- **Instructions to follow**
Skip any picture you find and retype all the remaining lines exactly.

######

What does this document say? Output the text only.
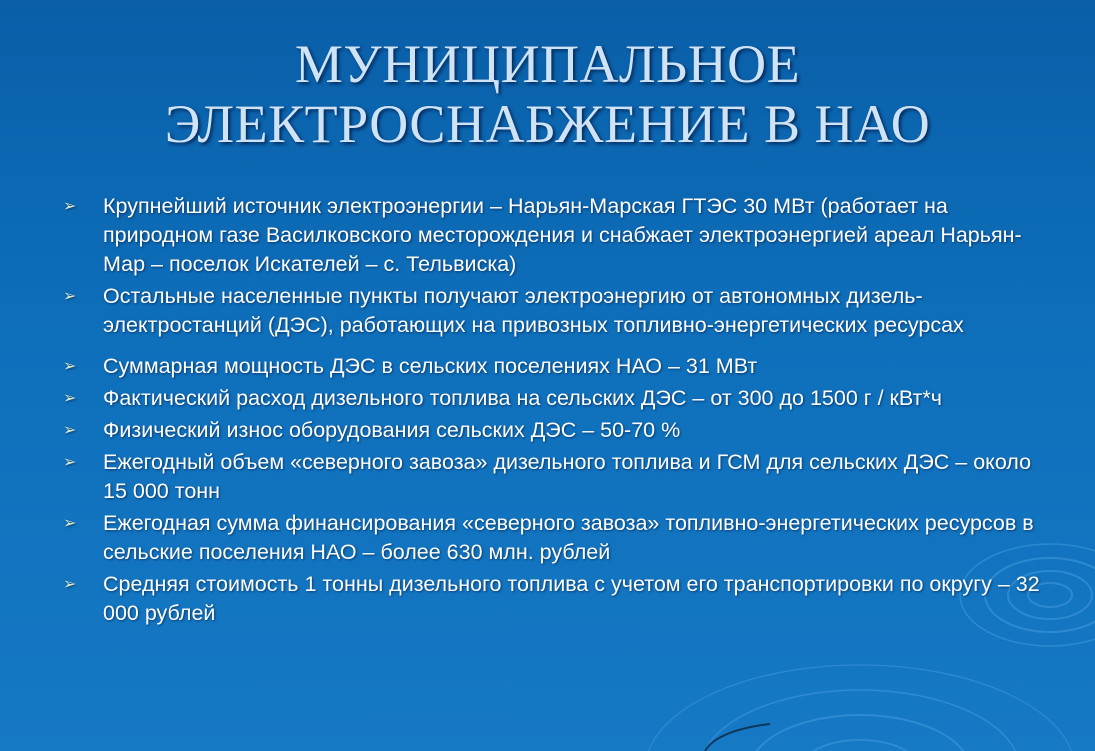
МУНИЦИПАЛЬНОЕ
ЭЛЕКТРОСНАБЖЕНИЕ В НАО
➢	Крупнейший источник электроэнергии – Нарьян-Марская ГТЭС 30 МВт (работает на природном газе Василковского месторождения и снабжает электроэнергией ареал Нарьян-Мар – поселок Искателей – с. Тельвиска)
➢	Остальные населенные пункты получают электроэнергию от автономных дизель-электростанций (ДЭС), работающих на привозных топливно-энергетических ресурсах
➢	Суммарная мощность ДЭС в сельских поселениях НАО – 31 МВт
➢	Фактический расход дизельного топлива на сельских ДЭС – от 300 до 1500 г / кВт*ч
➢	Физический износ оборудования сельских ДЭС – 50-70 %
➢	Ежегодный объем «северного завоза» дизельного топлива и ГСМ для сельских ДЭС – около 15 000 тонн
➢	Ежегодная сумма финансирования «северного завоза» топливно-энергетических ресурсов в сельские поселения НАО – более 630 млн. рублей
➢	Средняя стоимость 1 тонны дизельного топлива с учетом его транспортировки по округу – 32 000 рублей
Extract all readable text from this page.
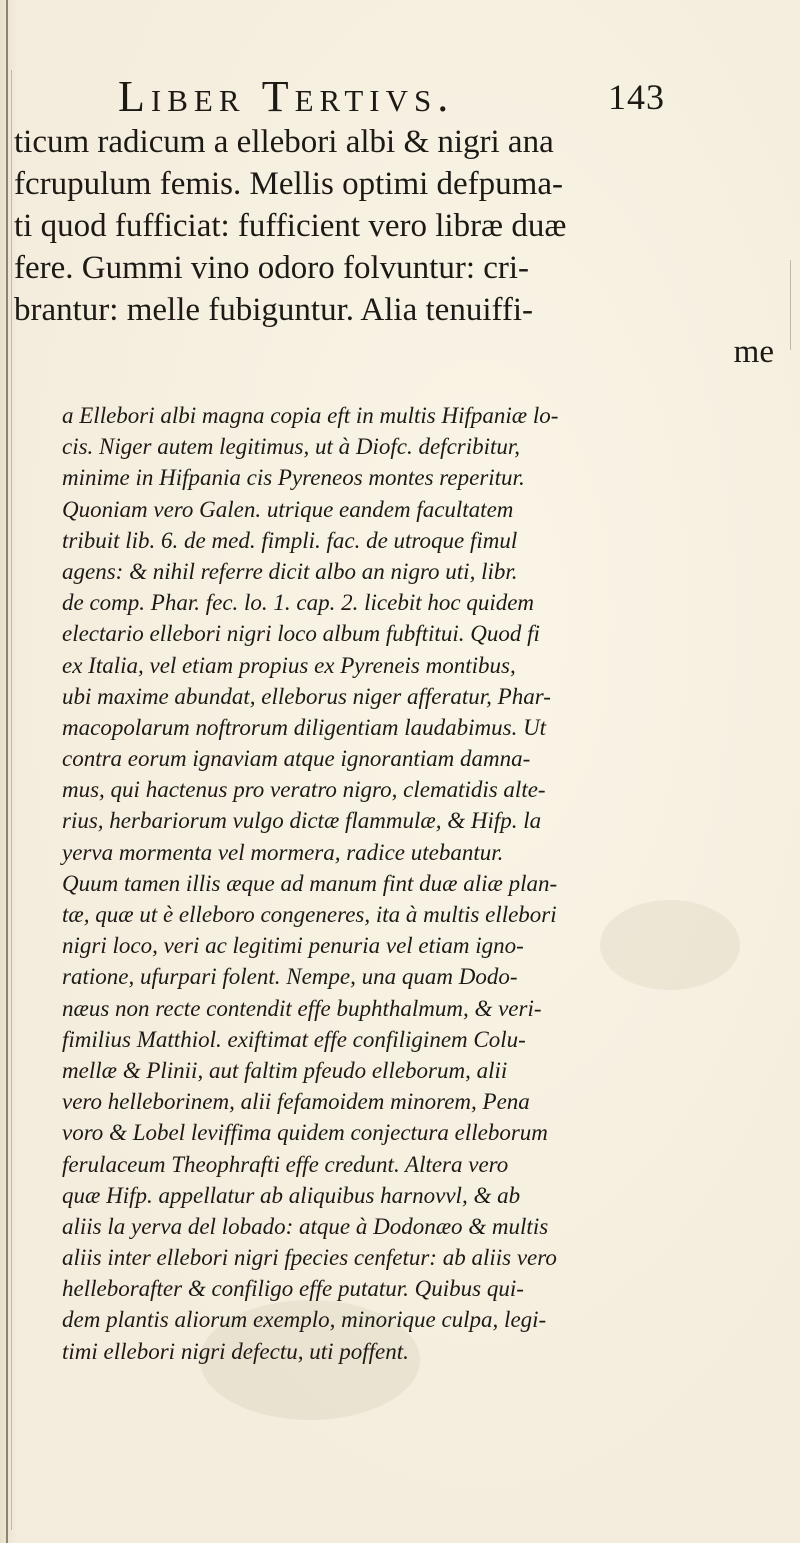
Liber Tertivs.	143
ticum radicum a ellebori albi & nigri ana
fcrupulum femis. Mellis optimi defpuma-
ti quod fufficiat: fufficient vero libræ duæ
fere. Gummi vino odoro folvuntur: cri-
brantur: melle fubiguntur. Alia tenuiffi-
me
a Ellebori albi magna copia eft in multis Hifpaniæ lo-
cis. Niger autem legitimus, ut à Diofc. defcribitur,
minime in Hifpania cis Pyreneos montes reperitur.
Quoniam vero Galen. utrique eandem facultatem
tribuit lib. 6. de med. fimpli. fac. de utroque fimul
agens: & nihil referre dicit albo an nigro uti, libr.
de comp. Phar. fec. lo. 1. cap. 2. licebit hoc quidem
electario ellebori nigri loco album fubftitui. Quod fi
ex Italia, vel etiam propius ex Pyreneis montibus,
ubi maxime abundat, elleborus niger afferatur, Phar-
macopolarum noftrorum diligentiam laudabimus. Ut
contra eorum ignaviam atque ignorantiam damna-
mus, qui hactenus pro veratro nigro, clematidis alte-
rius, herbariorum vulgo dictæ flammulæ, & Hifp. la
yerva mormenta vel mormera, radice utebantur.
Quum tamen illis æque ad manum fint duæ aliæ plan-
tæ, quæ ut è elleboro congeneres, ita à multis ellebori
nigri loco, veri ac legitimi penuria vel etiam igno-
ratione, ufurpari folent. Nempe, una quam Dodo-
næus non recte contendit effe buphthalmum, & veri-
fimilius Matthiol. exiftimat effe confiliginem Colu-
mellæ & Plinii, aut faltim pfeudo elleborum, alii
vero helleborinem, alii fefamoidem minorem, Pena
voro & Lobel leviffima quidem conjectura elleborum
ferulaceum Theophrafti effe credunt. Altera vero
quæ Hifp. appellatur ab aliquibus harnovvl, & ab
aliis la yerva del lobado: atque à Dodonæo & multis
aliis inter ellebori nigri fpecies cenfetur: ab aliis vero
helleborafter & confiligo effe putatur. Quibus qui-
dem plantis aliorum exemplo, minorique culpa, legi-
timi ellebori nigri defectu, uti poffent.
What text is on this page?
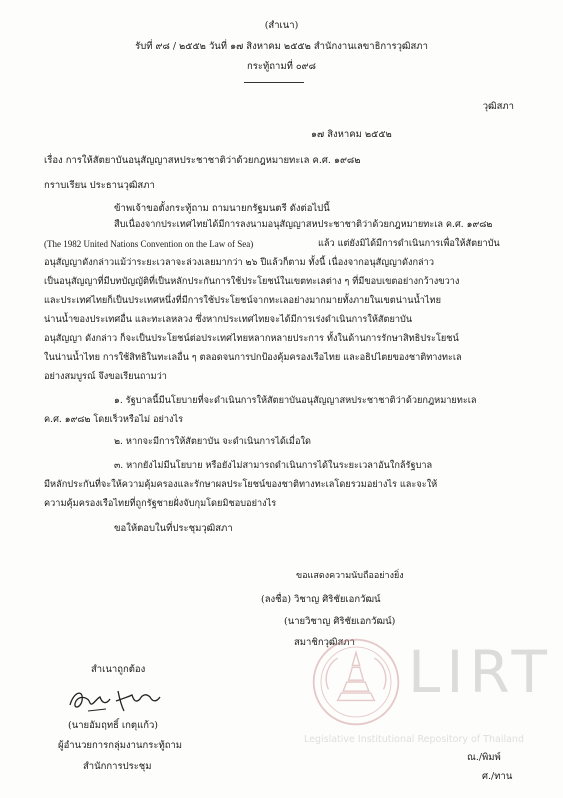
(สำเนา)
รับที่ ๙๘ / ๒๕๕๒ วันที่ ๑๗ สิงหาคม ๒๕๕๒ สำนักงานเลขาธิการวุฒิสภา
กระทู้ถามที่ ๐๙๘
วุฒิสภา
๑๗ สิงหาคม ๒๕๕๒
เรื่อง การให้สัตยาบันอนุสัญญาสหประชาชาติว่าด้วยกฎหมายทะเล ค.ศ. ๑๙๘๒
กราบเรียน ประธานวุฒิสภา
ข้าพเจ้าขอตั้งกระทู้ถาม ถามนายกรัฐมนตรี ดังต่อไปนี้
สืบเนื่องจากประเทศไทยได้มีการลงนามอนุสัญญาสหประชาชาติว่าด้วยกฎหมายทะเล ค.ศ. ๑๙๘๒
(The 1982 United Nations Convention on the Law of Sea)	แล้ว แต่ยังมิได้มีการดำเนินการเพื่อให้สัตยาบัน
อนุสัญญาดังกล่าวแม้ว่าระยะเวลาจะล่วงเลยมากว่า ๒๖ ปีแล้วก็ตาม ทั้งนี้ เนื่องจากอนุสัญญาดังกล่าว
เป็นอนุสัญญาที่มีบทบัญญัติที่เป็นหลักประกันการใช้ประโยชน์ในเขตทะเลต่าง ๆ ที่มีขอบเขตอย่างกว้างขวาง
และประเทศไทยก็เป็นประเทศหนึ่งที่มีการใช้ประโยชน์จากทะเลอย่างมากมายทั้งภายในเขตน่านน้ำไทย
น่านน้ำของประเทศอื่น และทะเลหลวง ซึ่งหากประเทศไทยจะได้มีการเร่งดำเนินการให้สัตยาบัน
อนุสัญญา ดังกล่าว ก็จะเป็นประโยชน์ต่อประเทศไทยหลากหลายประการ ทั้งในด้านการรักษาสิทธิประโยชน์
ในน่านน้ำไทย การใช้สิทธิในทะเลอื่น ๆ ตลอดจนการปกป้องคุ้มครองเรือไทย และอธิปไตยของชาติทางทะเล
อย่างสมบูรณ์ จึงขอเรียนถามว่า
๑. รัฐบาลนี้มีนโยบายที่จะดำเนินการให้สัตยาบันอนุสัญญาสหประชาชาติว่าด้วยกฎหมายทะเล
ค.ศ. ๑๙๘๒ โดยเร็วหรือไม่ อย่างไร
๒. หากจะมีการให้สัตยาบัน จะดำเนินการได้เมื่อใด
๓. หากยังไม่มีนโยบาย หรือยังไม่สามารถดำเนินการได้ในระยะเวลาอันใกล้รัฐบาล
มีหลักประกันที่จะให้ความคุ้มครองและรักษาผลประโยชน์ของชาติทางทะเลโดยรวมอย่างไร และจะให้
ความคุ้มครองเรือไทยที่ถูกรัฐชายฝั่งจับกุมโดยมิชอบอย่างไร
ขอให้ตอบในที่ประชุมวุฒิสภา
ขอแสดงความนับถืออย่างยิ่ง
(ลงชื่อ) วิชาญ ศิริชัยเอกวัฒน์
(นายวิชาญ ศิริชัยเอกวัฒน์)
สมาชิกวุฒิสภา
สำเนาถูกต้อง
(นายอัมฤทธิ์ เกตุแก้ว)
ผู้อำนวยการกลุ่มงานกระทู้ถาม
สำนักการประชุม
LIRT
Legislative Institutional Repository of Thailand
ณ./พิมพ์
ศ./ทาน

######

- **Task answer**
What does this document say? Output the text only.
МУНИЦИПАЛЬНОЕ
ЭЛЕКТРОСНАБЖЕНИЕ В НАО
➢	Крупнейший источник электроэнергии – Нарьян-Марская ГТЭС 30 МВт (работает на природном газе Василковского месторождения и снабжает электроэнергией ареал Нарьян-Мар – поселок Искателей – с. Тельвиска)
➢	Остальные населенные пункты получают электроэнергию от автономных дизель-электростанций (ДЭС), работающих на привозных топливно-энергетических ресурсах
➢	Суммарная мощность ДЭС в сельских поселениях НАО – 31 МВт
➢	Фактический расход дизельного топлива на сельских ДЭС – от 300 до 1500 г / кВт*ч
➢	Физический износ оборудования сельских ДЭС – 50-70 %
➢	Ежегодный объем «северного завоза» дизельного топлива и ГСМ для сельских ДЭС – около 15 000 тонн
➢	Ежегодная сумма финансирования «северного завоза» топливно-энергетических ресурсов в сельские поселения НАО – более 630 млн. рублей
➢	Средняя стоимость 1 тонны дизельного топлива с учетом его транспортировки по округу – 32 000 рублей
Extract all readable text from this page.
Liber Tertivs.	143
ticum radicum a ellebori albi & nigri ana
fcrupulum femis. Mellis optimi defpuma-
ti quod fufficiat: fufficient vero libræ duæ
fere. Gummi vino odoro folvuntur: cri-
brantur: melle fubiguntur. Alia tenuiffi-
me
a Ellebori albi magna copia eft in multis Hifpaniæ lo-
cis. Niger autem legitimus, ut à Diofc. defcribitur,
minime in Hifpania cis Pyreneos montes reperitur.
Quoniam vero Galen. utrique eandem facultatem
tribuit lib. 6. de med. fimpli. fac. de utroque fimul
agens: & nihil referre dicit albo an nigro uti, libr.
de comp. Phar. fec. lo. 1. cap. 2. licebit hoc quidem
electario ellebori nigri loco album fubftitui. Quod fi
ex Italia, vel etiam propius ex Pyreneis montibus,
ubi maxime abundat, elleborus niger afferatur, Phar-
macopolarum noftrorum diligentiam laudabimus. Ut
contra eorum ignaviam atque ignorantiam damna-
mus, qui hactenus pro veratro nigro, clematidis alte-
rius, herbariorum vulgo dictæ flammulæ, & Hifp. la
yerva mormenta vel mormera, radice utebantur.
Quum tamen illis æque ad manum fint duæ aliæ plan-
tæ, quæ ut è elleboro congeneres, ita à multis ellebori
nigri loco, veri ac legitimi penuria vel etiam igno-
ratione, ufurpari folent. Nempe, una quam Dodo-
næus non recte contendit effe buphthalmum, & veri-
fimilius Matthiol. exiftimat effe confiliginem Colu-
mellæ & Plinii, aut faltim pfeudo elleborum, alii
vero helleborinem, alii fefamoidem minorem, Pena
voro & Lobel leviffima quidem conjectura elleborum
ferulaceum Theophrafti effe credunt. Altera vero
quæ Hifp. appellatur ab aliquibus harnovvl, & ab
aliis la yerva del lobado: atque à Dodonæo & multis
aliis inter ellebori nigri fpecies cenfetur: ab aliis vero
helleborafter & confiligo effe putatur. Quibus qui-
dem plantis aliorum exemplo, minorique culpa, legi-
timi ellebori nigri defectu, uti poffent.
What text is on this page?
(สำเนา)
รับที่ ๙๘ / ๒๕๕๒ วันที่ ๑๗ สิงหาคม ๒๕๕๒ สำนักงานเลขาธิการวุฒิสภา
กระทู้ถามที่ ๐๙๘
วุฒิสภา
๑๗ สิงหาคม ๒๕๕๒
เรื่อง การให้สัตยาบันอนุสัญญาสหประชาชาติว่าด้วยกฎหมายทะเล ค.ศ. ๑๙๘๒
กราบเรียน ประธานวุฒิสภา
ข้าพเจ้าขอตั้งกระทู้ถาม ถามนายกรัฐมนตรี ดังต่อไปนี้
สืบเนื่องจากประเทศไทยได้มีการลงนามอนุสัญญาสหประชาชาติว่าด้วยกฎหมายทะเล ค.ศ. ๑๙๘๒
(The 1982 United Nations Convention on the Law of Sea)	แล้ว แต่ยังมิได้มีการดำเนินการเพื่อให้สัตยาบัน
อนุสัญญาดังกล่าวแม้ว่าระยะเวลาจะล่วงเลยมากว่า ๒๖ ปีแล้วก็ตาม ทั้งนี้ เนื่องจากอนุสัญญาดังกล่าว
เป็นอนุสัญญาที่มีบทบัญญัติที่เป็นหลักประกันการใช้ประโยชน์ในเขตทะเลต่าง ๆ ที่มีขอบเขตอย่างกว้างขวาง
และประเทศไทยก็เป็นประเทศหนึ่งที่มีการใช้ประโยชน์จากทะเลอย่างมากมายทั้งภายในเขตน่านน้ำไทย
น่านน้ำของประเทศอื่น และทะเลหลวง ซึ่งหากประเทศไทยจะได้มีการเร่งดำเนินการให้สัตยาบัน
อนุสัญญา ดังกล่าว ก็จะเป็นประโยชน์ต่อประเทศไทยหลากหลายประการ ทั้งในด้านการรักษาสิทธิประโยชน์
ในน่านน้ำไทย การใช้สิทธิในทะเลอื่น ๆ ตลอดจนการปกป้องคุ้มครองเรือไทย และอธิปไตยของชาติทางทะเล
อย่างสมบูรณ์ จึงขอเรียนถามว่า
๑. รัฐบาลนี้มีนโยบายที่จะดำเนินการให้สัตยาบันอนุสัญญาสหประชาชาติว่าด้วยกฎหมายทะเล
ค.ศ. ๑๙๘๒ โดยเร็วหรือไม่ อย่างไร
๒. หากจะมีการให้สัตยาบัน จะดำเนินการได้เมื่อใด
๓. หากยังไม่มีนโยบาย หรือยังไม่สามารถดำเนินการได้ในระยะเวลาอันใกล้รัฐบาล
มีหลักประกันที่จะให้ความคุ้มครองและรักษาผลประโยชน์ของชาติทางทะเลโดยรวมอย่างไร และจะให้
ความคุ้มครองเรือไทยที่ถูกรัฐชายฝั่งจับกุมโดยมิชอบอย่างไร
ขอให้ตอบในที่ประชุมวุฒิสภา
ขอแสดงความนับถืออย่างยิ่ง
(ลงชื่อ) วิชาญ ศิริชัยเอกวัฒน์
(นายวิชาญ ศิริชัยเอกวัฒน์)
สมาชิกวุฒิสภา
สำเนาถูกต้อง
(นายอัมฤทธิ์ เกตุแก้ว)
ผู้อำนวยการกลุ่มงานกระทู้ถาม
สำนักการประชุม
LIRT
Legislative Institutional Repository of Thailand
ณ./พิมพ์
ศ./ทาน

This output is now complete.